PROVIDED DATA »
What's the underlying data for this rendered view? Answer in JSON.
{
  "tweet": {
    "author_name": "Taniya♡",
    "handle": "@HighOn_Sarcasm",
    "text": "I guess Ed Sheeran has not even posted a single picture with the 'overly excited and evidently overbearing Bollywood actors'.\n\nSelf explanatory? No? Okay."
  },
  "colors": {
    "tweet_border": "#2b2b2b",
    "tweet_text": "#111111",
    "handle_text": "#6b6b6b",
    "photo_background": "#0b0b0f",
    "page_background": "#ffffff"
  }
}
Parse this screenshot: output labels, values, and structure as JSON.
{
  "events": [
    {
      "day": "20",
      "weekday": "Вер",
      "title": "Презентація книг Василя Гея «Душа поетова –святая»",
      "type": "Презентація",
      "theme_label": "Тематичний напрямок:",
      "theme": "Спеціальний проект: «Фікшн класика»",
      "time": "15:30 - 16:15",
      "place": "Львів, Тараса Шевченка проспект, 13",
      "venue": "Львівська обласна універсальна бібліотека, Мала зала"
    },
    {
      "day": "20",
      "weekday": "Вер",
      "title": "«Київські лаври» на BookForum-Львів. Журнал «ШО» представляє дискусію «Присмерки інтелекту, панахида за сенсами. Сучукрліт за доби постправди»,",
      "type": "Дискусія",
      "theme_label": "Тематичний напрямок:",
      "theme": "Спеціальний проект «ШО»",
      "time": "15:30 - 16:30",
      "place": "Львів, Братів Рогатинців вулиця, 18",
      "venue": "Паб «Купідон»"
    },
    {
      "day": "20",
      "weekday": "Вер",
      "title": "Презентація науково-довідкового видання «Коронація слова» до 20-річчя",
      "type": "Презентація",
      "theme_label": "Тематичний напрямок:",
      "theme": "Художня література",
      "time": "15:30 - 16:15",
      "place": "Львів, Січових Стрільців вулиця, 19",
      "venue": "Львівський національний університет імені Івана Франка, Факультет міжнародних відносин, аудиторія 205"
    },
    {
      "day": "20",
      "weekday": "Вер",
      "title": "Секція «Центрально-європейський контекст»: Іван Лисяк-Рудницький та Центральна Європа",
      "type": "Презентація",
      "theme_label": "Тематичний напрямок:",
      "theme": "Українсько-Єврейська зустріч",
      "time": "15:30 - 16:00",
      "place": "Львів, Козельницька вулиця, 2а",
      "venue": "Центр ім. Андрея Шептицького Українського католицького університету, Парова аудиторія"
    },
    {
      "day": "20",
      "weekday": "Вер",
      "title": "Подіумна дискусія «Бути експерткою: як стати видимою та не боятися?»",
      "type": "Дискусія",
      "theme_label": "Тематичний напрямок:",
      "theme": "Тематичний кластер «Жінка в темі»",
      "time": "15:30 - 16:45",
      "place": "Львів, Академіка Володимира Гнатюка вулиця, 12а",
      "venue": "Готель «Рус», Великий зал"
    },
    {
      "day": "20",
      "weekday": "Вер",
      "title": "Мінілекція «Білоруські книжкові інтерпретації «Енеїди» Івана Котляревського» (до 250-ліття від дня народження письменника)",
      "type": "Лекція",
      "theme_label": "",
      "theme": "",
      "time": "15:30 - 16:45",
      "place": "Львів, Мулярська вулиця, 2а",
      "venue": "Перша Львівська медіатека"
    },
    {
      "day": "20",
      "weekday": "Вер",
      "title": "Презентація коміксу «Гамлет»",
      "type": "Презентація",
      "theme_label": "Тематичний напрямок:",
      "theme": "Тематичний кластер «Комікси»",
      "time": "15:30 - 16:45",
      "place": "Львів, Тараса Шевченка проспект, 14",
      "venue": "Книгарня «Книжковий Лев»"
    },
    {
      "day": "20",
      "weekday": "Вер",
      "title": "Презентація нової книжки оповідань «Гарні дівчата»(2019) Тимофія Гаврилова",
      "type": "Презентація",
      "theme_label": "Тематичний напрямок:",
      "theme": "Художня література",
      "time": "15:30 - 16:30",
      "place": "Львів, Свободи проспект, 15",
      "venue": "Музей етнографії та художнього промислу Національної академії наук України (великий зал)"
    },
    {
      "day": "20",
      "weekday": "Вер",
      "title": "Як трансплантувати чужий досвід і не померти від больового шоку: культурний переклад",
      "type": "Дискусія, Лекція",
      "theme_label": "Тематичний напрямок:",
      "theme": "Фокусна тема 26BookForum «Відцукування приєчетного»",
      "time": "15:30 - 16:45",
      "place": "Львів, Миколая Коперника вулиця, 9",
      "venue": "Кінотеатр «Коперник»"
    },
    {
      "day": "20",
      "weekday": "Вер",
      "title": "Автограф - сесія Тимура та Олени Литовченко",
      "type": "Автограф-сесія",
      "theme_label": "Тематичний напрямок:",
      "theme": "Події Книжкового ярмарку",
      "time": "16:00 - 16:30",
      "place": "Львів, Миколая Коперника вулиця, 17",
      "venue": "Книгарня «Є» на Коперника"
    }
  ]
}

STATED PROBLEM » Your task is to give the records above again, exactly.

ANSWER FOR THIS EXERCISE »
What's the underlying data for this rendered view? Answer in JSON.
{
  "tweet": {
    "author_name": "Taniya♡",
    "handle": "@HighOn_Sarcasm",
    "text": "I guess Ed Sheeran has not even posted a single picture with the 'overly excited and evidently overbearing Bollywood actors'.\n\nSelf explanatory? No? Okay."
  },
  "colors": {
    "tweet_border": "#2b2b2b",
    "tweet_text": "#111111",
    "handle_text": "#6b6b6b",
    "photo_background": "#0b0b0f",
    "page_background": "#ffffff"
  }
}
Parse this screenshot: output labels, values, and structure as JSON.
{
  "events": [
    {
      "day": "20",
      "weekday": "Вер",
      "title": "Презентація книг Василя Гея «Душа поетова –святая»",
      "type": "Презентація",
      "theme_label": "Тематичний напрямок:",
      "theme": "Спеціальний проект: «Фікшн класика»",
      "time": "15:30 - 16:15",
      "place": "Львів, Тараса Шевченка проспект, 13",
      "venue": "Львівська обласна універсальна бібліотека, Мала зала"
    },
    {
      "day": "20",
      "weekday": "Вер",
      "title": "«Київські лаври» на BookForum-Львів. Журнал «ШО» представляє дискусію «Присмерки інтелекту, панахида за сенсами. Сучукрліт за доби постправди»,",
      "type": "Дискусія",
      "theme_label": "Тематичний напрямок:",
      "theme": "Спеціальний проект «ШО»",
      "time": "15:30 - 16:30",
      "place": "Львів, Братів Рогатинців вулиця, 18",
      "venue": "Паб «Купідон»"
    },
    {
      "day": "20",
      "weekday": "Вер",
      "title": "Презентація науково-довідкового видання «Коронація слова» до 20-річчя",
      "type": "Презентація",
      "theme_label": "Тематичний напрямок:",
      "theme": "Художня література",
      "time": "15:30 - 16:15",
      "place": "Львів, Січових Стрільців вулиця, 19",
      "venue": "Львівський національний університет імені Івана Франка, Факультет міжнародних відносин, аудиторія 205"
    },
    {
      "day": "20",
      "weekday": "Вер",
      "title": "Секція «Центрально-європейський контекст»: Іван Лисяк-Рудницький та Центральна Європа",
      "type": "Презентація",
      "theme_label": "Тематичний напрямок:",
      "theme": "Українсько-Єврейська зустріч",
      "time": "15:30 - 16:00",
      "place": "Львів, Козельницька вулиця, 2а",
      "venue": "Центр ім. Андрея Шептицького Українського католицького університету, Парова аудиторія"
    },
    {
      "day": "20",
      "weekday": "Вер",
      "title": "Подіумна дискусія «Бути експерткою: як стати видимою та не боятися?»",
      "type": "Дискусія",
      "theme_label": "Тематичний напрямок:",
      "theme": "Тематичний кластер «Жінка в темі»",
      "time": "15:30 - 16:45",
      "place": "Львів, Академіка Володимира Гнатюка вулиця, 12а",
      "venue": "Готель «Рус», Великий зал"
    },
    {
      "day": "20",
      "weekday": "Вер",
      "title": "Мінілекція «Білоруські книжкові інтерпретації «Енеїди» Івана Котляревського» (до 250-ліття від дня народження письменника)",
      "type": "Лекція",
      "theme_label": "",
      "theme": "",
      "time": "15:30 - 16:45",
      "place": "Львів, Мулярська вулиця, 2а",
      "venue": "Перша Львівська медіатека"
    },
    {
      "day": "20",
      "weekday": "Вер",
      "title": "Презентація коміксу «Гамлет»",
      "type": "Презентація",
      "theme_label": "Тематичний напрямок:",
      "theme": "Тематичний кластер «Комікси»",
      "time": "15:30 - 16:45",
      "place": "Львів, Тараса Шевченка проспект, 14",
      "venue": "Книгарня «Книжковий Лев»"
    },
    {
      "day": "20",
      "weekday": "Вер",
      "title": "Презентація нової книжки оповідань «Гарні дівчата»(2019) Тимофія Гаврилова",
      "type": "Презентація",
      "theme_label": "Тематичний напрямок:",
      "theme": "Художня література",
      "time": "15:30 - 16:30",
      "place": "Львів, Свободи проспект, 15",
      "venue": "Музей етнографії та художнього промислу Національної академії наук України (великий зал)"
    },
    {
      "day": "20",
      "weekday": "Вер",
      "title": "Як трансплантувати чужий досвід і не померти від больового шоку: культурний переклад",
      "type": "Дискусія, Лекція",
      "theme_label": "Тематичний напрямок:",
      "theme": "Фокусна тема 26BookForum «Відцукування приєчетного»",
      "time": "15:30 - 16:45",
      "place": "Львів, Миколая Коперника вулиця, 9",
      "venue": "Кінотеатр «Коперник»"
    },
    {
      "day": "20",
      "weekday": "Вер",
      "title": "Автограф - сесія Тимура та Олени Литовченко",
      "type": "Автограф-сесія",
      "theme_label": "Тематичний напрямок:",
      "theme": "Події Книжкового ярмарку",
      "time": "16:00 - 16:30",
      "place": "Львів, Миколая Коперника вулиця, 17",
      "venue": "Книгарня «Є» на Коперника"
    }
  ]
}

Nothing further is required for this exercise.